Firefox 1.0 — browser diversity returns

Mozilla Firefox 1.0 shipped on 9 November. The browser landscape has been dominated by Internet Explorer since the late 1990s; Firefox's arrival is the first credible alternative for mainstream users in some years. The structural implications are larger than the specific release.

This is going to be a longer post because the browser-diversity question is structurally important and I want to think it through.

What Firefox is

Firefox is a stand-alone web browser derived from the Mozilla Application Suite. The 1.0 release is the result of several years of progressive development:

  • The Mozilla project itself began as the open-source release of Netscape's source code in 1998.
  • The Mozilla browser shipped as part of the Mozilla Suite for years; Firefox is the spun-off stand-alone browser.
  • Firefox 1.0 represents the first stable, mainstream-targeted release of the stand-alone browser.

The technical foundation is the Gecko rendering engine — substantially different from IE's Trident engine. The user-interface is XUL-based — substantially different from Windows-native widgets. The codebase is open-source.

What Firefox does that IE does not

Several substantive differences.

Tabbed browsing. Multiple pages within a single browser window. Mozilla has had this for years; IE does not. The user-experience improvement is meaningful.

Pop-up blocking by default. Built into the browser; on by default; specific sites can be added to an allow-list. IE has added pop-up blocking in Windows XP SP2; Firefox has had it longer and includes it cross-platform.

Stored entries:
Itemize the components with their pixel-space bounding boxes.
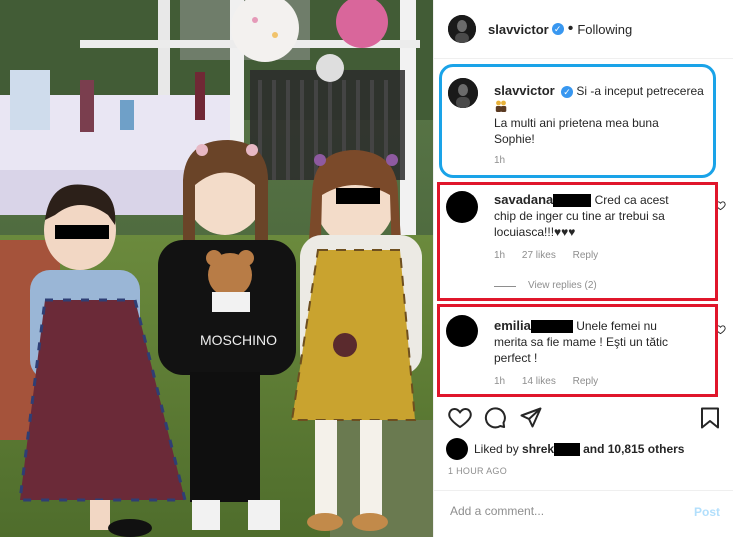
author-avatar[interactable]	[448, 15, 476, 43]
comment-highlight-frame	[437, 304, 718, 397]
bookmark-icon[interactable]	[700, 407, 720, 429]
comment-icon[interactable]	[484, 407, 506, 429]
party-photo: MOSCHINO	[0, 0, 433, 537]
add-comment-bar: Post	[434, 490, 733, 538]
avatar-image	[448, 15, 476, 43]
likes-count[interactable]: and 10,815 others	[583, 442, 684, 456]
verified-icon: ✓	[551, 23, 564, 35]
liked-by-label: Liked by	[474, 442, 519, 456]
liker-avatar[interactable]	[446, 438, 468, 460]
post-header: slavvictor ✓ • Following	[434, 0, 733, 59]
separator-dot: •	[567, 20, 574, 37]
caption-highlight-frame	[439, 64, 716, 178]
comment-highlight-frame	[437, 182, 718, 301]
liker-username[interactable]: shrek	[522, 442, 554, 456]
post-photo: MOSCHINO	[0, 0, 433, 537]
svg-text:MOSCHINO: MOSCHINO	[200, 332, 277, 348]
likes-summary: Liked by shrek and 10,815 others	[442, 438, 684, 460]
action-bar	[434, 400, 733, 436]
author-username[interactable]: slavvictor	[488, 22, 549, 37]
post-comment-button[interactable]: Post	[694, 505, 720, 519]
heart-icon[interactable]	[448, 407, 472, 429]
comment-input[interactable]	[448, 503, 682, 519]
post-timestamp[interactable]: 1 HOUR AGO	[448, 466, 507, 476]
share-icon[interactable]	[520, 407, 542, 429]
follow-status-button[interactable]: Following	[577, 22, 632, 37]
redaction-bar	[554, 442, 581, 456]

Job: Pick up the Firefox 1.0 post after its last sentence and keep writing it.

Task output:
An extensions ecosystem. Third-party developers can write small applications that run within Firefox; the user installs them per-browser. The ecosystem is small in November 2004 but growing rapidly. Specific extensions for ad-blocking, web-development tools, password management, and various other purposes are available.

Cross-platform availability. Windows, macOS, Linux, BSD. IE is Windows-only. For users on non-Windows platforms, Firefox represents the first credible mainstream-quality browser option.

Why this matters structurally

Three observations.

Browser-engine diversity is now a security property. When IE was the only mainstream browser, vulnerabilities in IE affected essentially everyone. As Firefox gains share, vulnerabilities in either engine affect a fraction of users; an attacker who wants broad reach must develop exploits against multiple engines.

The cumulative effect on the threat landscape is positive. The economic incentive for mass IE exploitation drops as the IE share drops; cross-engine exploitation is harder than single-engine.

The IE security model is being meaningfully challenged. IE's history has included substantial security-architecture choices (ActiveX, deep operating-system integration, the Local Intranet Zone) that make security difficult. Firefox's architecture starts cleaner. The security competition between the two products is healthy for both.

Microsoft has been forced to respond. XP SP2's IE hardening is at least partially a response to the Firefox emergence. Without a credible competitor, Microsoft would have less reason to invest in IE security improvements. The competition produces better outcomes for users.

What Firefox does about security

Several specific security properties worth noting.

A different default trust model. Firefox does not have IE's "trusted sites" zone concept; all web content is treated as untrusted by default. The model is simpler and produces fewer surprises.

No ActiveX support. ActiveX has been a substantial source of IE vulnerabilities. Firefox cannot run ActiveX; the entire category of attack does not apply.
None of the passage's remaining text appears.